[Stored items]
--- Start ---
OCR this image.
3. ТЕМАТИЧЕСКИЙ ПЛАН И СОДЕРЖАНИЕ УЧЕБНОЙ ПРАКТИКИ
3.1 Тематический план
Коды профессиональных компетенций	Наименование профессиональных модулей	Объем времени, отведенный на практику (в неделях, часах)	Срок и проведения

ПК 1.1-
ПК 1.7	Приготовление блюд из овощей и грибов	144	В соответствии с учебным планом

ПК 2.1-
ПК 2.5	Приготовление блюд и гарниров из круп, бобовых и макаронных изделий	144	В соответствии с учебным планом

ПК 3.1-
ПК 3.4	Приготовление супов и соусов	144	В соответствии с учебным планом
--- End ---
Work required |
Produce an exact copy of every entry above.

Answer for the task |
OCR this image.
3. ТЕМАТИЧЕСКИЙ ПЛАН И СОДЕРЖАНИЕ УЧЕБНОЙ ПРАКТИКИ
3.1 Тематический план
Коды профессиональных компетенций	Наименование профессиональных модулей	Объем времени, отведенный на практику (в неделях, часах)	Срок и проведения

ПК 1.1-
ПК 1.7	Приготовление блюд из овощей и грибов	144	В соответствии с учебным планом

ПК 2.1-
ПК 2.5	Приготовление блюд и гарниров из круп, бобовых и макаронных изделий	144	В соответствии с учебным планом

ПК 3.1-
ПК 3.4	Приготовление супов и соусов	144	В соответствии с учебным планом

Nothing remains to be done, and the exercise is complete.